# Exercise prompt
Retype the full set of records. Keep every character identical.

# Data supplied
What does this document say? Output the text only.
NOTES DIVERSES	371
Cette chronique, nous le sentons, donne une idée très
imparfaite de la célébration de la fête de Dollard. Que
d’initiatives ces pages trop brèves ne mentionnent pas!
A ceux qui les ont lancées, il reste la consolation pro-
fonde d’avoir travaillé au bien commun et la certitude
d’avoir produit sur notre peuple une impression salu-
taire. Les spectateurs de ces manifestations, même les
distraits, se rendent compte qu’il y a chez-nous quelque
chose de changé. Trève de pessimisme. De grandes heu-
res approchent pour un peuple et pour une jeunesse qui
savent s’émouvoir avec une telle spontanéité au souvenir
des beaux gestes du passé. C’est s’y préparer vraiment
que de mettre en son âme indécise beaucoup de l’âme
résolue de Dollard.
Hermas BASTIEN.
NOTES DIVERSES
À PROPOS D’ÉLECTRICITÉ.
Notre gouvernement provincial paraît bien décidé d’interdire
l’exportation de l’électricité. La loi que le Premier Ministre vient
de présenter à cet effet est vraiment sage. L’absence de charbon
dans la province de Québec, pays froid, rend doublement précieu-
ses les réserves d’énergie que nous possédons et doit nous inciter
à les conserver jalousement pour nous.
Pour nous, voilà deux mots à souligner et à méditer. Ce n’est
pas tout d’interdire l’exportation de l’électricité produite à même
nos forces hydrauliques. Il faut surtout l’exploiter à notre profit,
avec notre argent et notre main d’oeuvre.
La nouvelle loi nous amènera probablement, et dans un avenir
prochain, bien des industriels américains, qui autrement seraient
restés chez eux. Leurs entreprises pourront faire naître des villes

# Exercise response
What does this document say? Output the text only.
NOTES DIVERSES	371
Cette chronique, nous le sentons, donne une idée très
imparfaite de la célébration de la fête de Dollard. Que
d’initiatives ces pages trop brèves ne mentionnent pas!
A ceux qui les ont lancées, il reste la consolation pro-
fonde d’avoir travaillé au bien commun et la certitude
d’avoir produit sur notre peuple une impression salu-
taire. Les spectateurs de ces manifestations, même les
distraits, se rendent compte qu’il y a chez-nous quelque
chose de changé. Trève de pessimisme. De grandes heu-
res approchent pour un peuple et pour une jeunesse qui
savent s’émouvoir avec une telle spontanéité au souvenir
des beaux gestes du passé. C’est s’y préparer vraiment
que de mettre en son âme indécise beaucoup de l’âme
résolue de Dollard.
Hermas BASTIEN.
NOTES DIVERSES
À PROPOS D’ÉLECTRICITÉ.
Notre gouvernement provincial paraît bien décidé d’interdire
l’exportation de l’électricité. La loi que le Premier Ministre vient
de présenter à cet effet est vraiment sage. L’absence de charbon
dans la province de Québec, pays froid, rend doublement précieu-
ses les réserves d’énergie que nous possédons et doit nous inciter
à les conserver jalousement pour nous.
Pour nous, voilà deux mots à souligner et à méditer. Ce n’est
pas tout d’interdire l’exportation de l’électricité produite à même
nos forces hydrauliques. Il faut surtout l’exploiter à notre profit,
avec notre argent et notre main d’oeuvre.
La nouvelle loi nous amènera probablement, et dans un avenir
prochain, bien des industriels américains, qui autrement seraient
restés chez eux. Leurs entreprises pourront faire naître des villes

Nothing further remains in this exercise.